● SOBRE EL EJERCICIO
Transcribe sin cambios el pasaje de la noticia sobre la muerte de Tomás Alarcón que va desde "Tomás no tenía" hasta "hemorragia interna irreversible.", este último incluido.

Tenía 18 años,
Tomás Alarcón, un futbolista de 18 años, fue asesinado de una puñalada tras intentar mediar en una pelea.
Todo comenzó cuando Tomás salió a bailar con su grupo de amigos. Al cierre del boliche, una joven los invitó a continuar la reunión en una pileta de un edificio ubicado frente al hospital. El grupo permaneció en ese lugar hasta el mediodía momento en que decidieron retirarse y se desencadenó el conflicto en la vía pública.
Tomás no tenía intenciones de pelear, lo que hizo fue intentar separar a su amigo, Dante, quien estaba a punto de recibir una fuerte golpiza en medio de una discusión cuyos motivos aún no están claros. Un joven de 19 años, identificado como Rodrigo Borg es el único detenido por el caso, extrajo un cuchillo y le dio un puntazo letal en el pecho.
Un amigo de la víctima cargó a Tomás en sus brazos y corrió los pocos metros que lo separaban de la guardia del Hospital Zonal Ramón Carrillo. A pesar de los esfuerzos de los médicos, el adolescente falleció apenas unos minutos después de ingresar debido a un shock hipovolémico provocado por una hemorragia interna irreversible.

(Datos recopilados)
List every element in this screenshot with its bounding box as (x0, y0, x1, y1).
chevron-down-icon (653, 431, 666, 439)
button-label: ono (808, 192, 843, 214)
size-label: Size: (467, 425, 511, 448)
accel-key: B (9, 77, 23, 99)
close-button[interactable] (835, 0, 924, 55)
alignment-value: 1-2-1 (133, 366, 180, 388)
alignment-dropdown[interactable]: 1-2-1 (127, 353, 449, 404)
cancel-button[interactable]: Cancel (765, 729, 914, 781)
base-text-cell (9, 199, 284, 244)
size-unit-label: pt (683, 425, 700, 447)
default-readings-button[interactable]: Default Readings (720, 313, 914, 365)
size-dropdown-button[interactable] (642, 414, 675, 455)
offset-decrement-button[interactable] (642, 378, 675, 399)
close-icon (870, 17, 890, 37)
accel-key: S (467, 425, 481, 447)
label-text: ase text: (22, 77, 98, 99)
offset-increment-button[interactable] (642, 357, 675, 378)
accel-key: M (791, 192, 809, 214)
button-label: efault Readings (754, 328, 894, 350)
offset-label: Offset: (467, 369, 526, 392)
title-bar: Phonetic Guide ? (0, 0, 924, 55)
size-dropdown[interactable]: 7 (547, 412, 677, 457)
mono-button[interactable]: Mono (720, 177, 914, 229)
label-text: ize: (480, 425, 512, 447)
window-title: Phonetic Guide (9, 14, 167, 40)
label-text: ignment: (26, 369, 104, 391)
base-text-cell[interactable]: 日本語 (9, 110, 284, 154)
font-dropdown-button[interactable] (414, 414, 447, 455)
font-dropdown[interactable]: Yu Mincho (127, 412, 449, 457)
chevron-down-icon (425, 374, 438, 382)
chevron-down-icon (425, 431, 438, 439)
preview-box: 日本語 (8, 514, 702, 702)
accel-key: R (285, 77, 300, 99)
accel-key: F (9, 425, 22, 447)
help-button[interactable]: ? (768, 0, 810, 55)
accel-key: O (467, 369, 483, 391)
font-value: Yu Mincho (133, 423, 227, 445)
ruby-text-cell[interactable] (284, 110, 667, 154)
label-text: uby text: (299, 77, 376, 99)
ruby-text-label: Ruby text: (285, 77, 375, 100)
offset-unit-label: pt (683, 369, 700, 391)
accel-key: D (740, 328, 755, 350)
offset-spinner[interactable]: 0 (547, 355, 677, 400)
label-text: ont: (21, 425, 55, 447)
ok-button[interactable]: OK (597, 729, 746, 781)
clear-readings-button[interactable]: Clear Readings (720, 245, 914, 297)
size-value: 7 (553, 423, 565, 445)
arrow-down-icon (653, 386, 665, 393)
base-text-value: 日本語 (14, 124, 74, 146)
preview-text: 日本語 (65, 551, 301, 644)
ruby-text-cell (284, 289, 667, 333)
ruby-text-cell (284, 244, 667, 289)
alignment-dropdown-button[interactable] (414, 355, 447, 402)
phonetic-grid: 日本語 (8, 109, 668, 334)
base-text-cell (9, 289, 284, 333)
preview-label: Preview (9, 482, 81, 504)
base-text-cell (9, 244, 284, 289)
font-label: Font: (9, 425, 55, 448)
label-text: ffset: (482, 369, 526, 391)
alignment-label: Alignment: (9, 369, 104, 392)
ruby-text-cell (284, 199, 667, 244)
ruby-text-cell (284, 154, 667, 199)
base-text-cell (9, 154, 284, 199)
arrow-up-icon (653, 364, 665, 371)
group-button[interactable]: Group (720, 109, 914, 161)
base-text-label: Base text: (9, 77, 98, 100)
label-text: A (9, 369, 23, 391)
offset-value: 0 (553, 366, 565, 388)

● RESULTADO DEL EJERCICIO
Tomás no tenía intenciones de pelear, lo que hizo fue intentar separar a su amigo, Dante, quien estaba a punto de recibir una fuerte golpiza en medio de una discusión cuyos motivos aún no están claros. Un joven de 19 años, identificado como Rodrigo Borg es el único detenido por el caso, extrajo un cuchillo y le dio un puntazo letal en el pecho.
Un amigo de la víctima cargó a Tomás en sus brazos y corrió los pocos metros que lo separaban de la guardia del Hospital Zonal Ramón Carrillo. A pesar de los esfuerzos de los médicos, el adolescente falleció apenas unos minutos después de ingresar debido a un shock hipovolémico provocado por una hemorragia interna irreversible.